◆ Exercise directions
Images are not part of the copy; write out the rest of the data exactly as given.

Extracted data entries
==*==

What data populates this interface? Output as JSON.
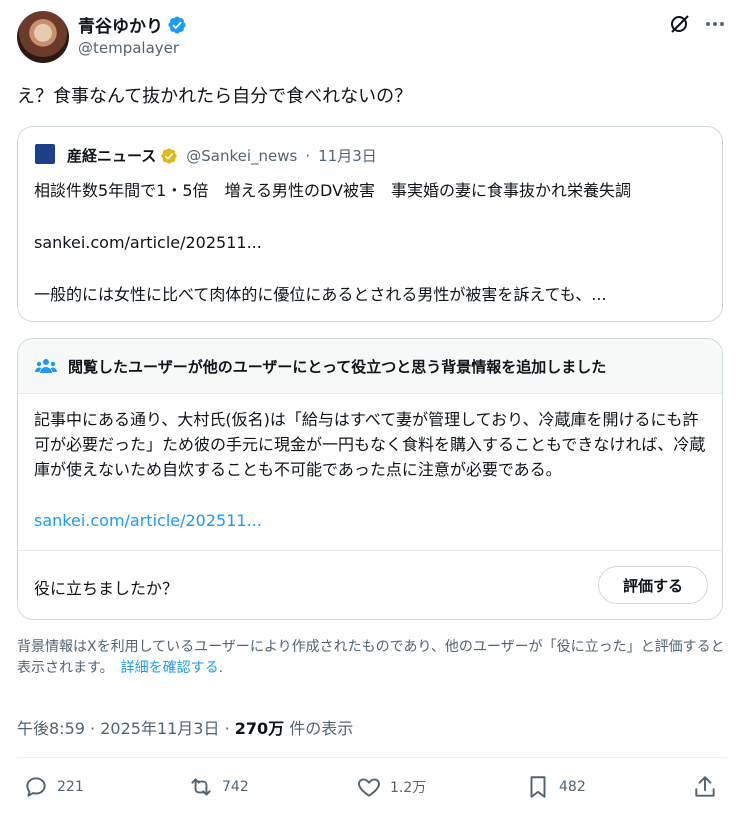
{
  "author": {
    "display_name": "青谷ゆかり",
    "handle": "@tempalayer",
    "verified_color": "#1d9bf0"
  },
  "tweet": {
    "text": "え？食事なんて抜かれたら自分で食べれないの？"
  },
  "quote": {
    "name": "産経ニュース",
    "handle": "@Sankei_news",
    "separator": "·",
    "date": "11月3日",
    "text": "相談件数5年間で1・5倍　増える男性のDV被害　事実婚の妻に食事抜かれ栄養失調",
    "link": "sankei.com/article/202511...",
    "text2": "一般的には女性に比べて肉体的に優位にあるとされる男性が被害を訴えても、..."
  },
  "community_note": {
    "title": "閲覧したユーザーが他のユーザーにとって役立つと思う背景情報を追加しました",
    "body": "記事中にある通り、大村氏(仮名)は「給与はすべて妻が管理しており、冷蔵庫を開けるにも許可が必要だった」ため彼の手元に現金が一円もなく食料を購入することもできなければ、冷蔵庫が使えないため自炊することも不可能であった点に注意が必要である。",
    "link": "sankei.com/article/202511...",
    "helpful_question": "役に立ちましたか？",
    "rate_button": "評価する"
  },
  "disclaimer": {
    "text": "背景情報はXを利用しているユーザーにより作成されたものであり、他のユーザーが「役に立った」と評価すると表示されます。",
    "link": "詳細を確認する",
    "period": "."
  },
  "meta": {
    "time": "午後8:59",
    "separator": "·",
    "date": "2025年11月3日",
    "views_count": "270万",
    "views_label": " 件の表示"
  },
  "actions": {
    "replies": "221",
    "reposts": "742",
    "likes": "1.2万",
    "bookmarks": "482"
  }
}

==*==

◆ Task solution
What data populates this interface? Output as JSON.
{
  "author": {
    "display_name": "青谷ゆかり",
    "handle": "@tempalayer",
    "verified_color": "#1d9bf0"
  },
  "tweet": {
    "text": "え？食事なんて抜かれたら自分で食べれないの？"
  },
  "quote": {
    "name": "産経ニュース",
    "handle": "@Sankei_news",
    "separator": "·",
    "date": "11月3日",
    "text": "相談件数5年間で1・5倍　増える男性のDV被害　事実婚の妻に食事抜かれ栄養失調",
    "link": "sankei.com/article/202511...",
    "text2": "一般的には女性に比べて肉体的に優位にあるとされる男性が被害を訴えても、..."
  },
  "community_note": {
    "title": "閲覧したユーザーが他のユーザーにとって役立つと思う背景情報を追加しました",
    "body": "記事中にある通り、大村氏(仮名)は「給与はすべて妻が管理しており、冷蔵庫を開けるにも許可が必要だった」ため彼の手元に現金が一円もなく食料を購入することもできなければ、冷蔵庫が使えないため自炊することも不可能であった点に注意が必要である。",
    "link": "sankei.com/article/202511...",
    "helpful_question": "役に立ちましたか？",
    "rate_button": "評価する"
  },
  "disclaimer": {
    "text": "背景情報はXを利用しているユーザーにより作成されたものであり、他のユーザーが「役に立った」と評価すると表示されます。",
    "link": "詳細を確認する",
    "period": "."
  },
  "meta": {
    "time": "午後8:59",
    "separator": "·",
    "date": "2025年11月3日",
    "views_count": "270万",
    "views_label": " 件の表示"
  },
  "actions": {
    "replies": "221",
    "reposts": "742",
    "likes": "1.2万",
    "bookmarks": "482"
  }
}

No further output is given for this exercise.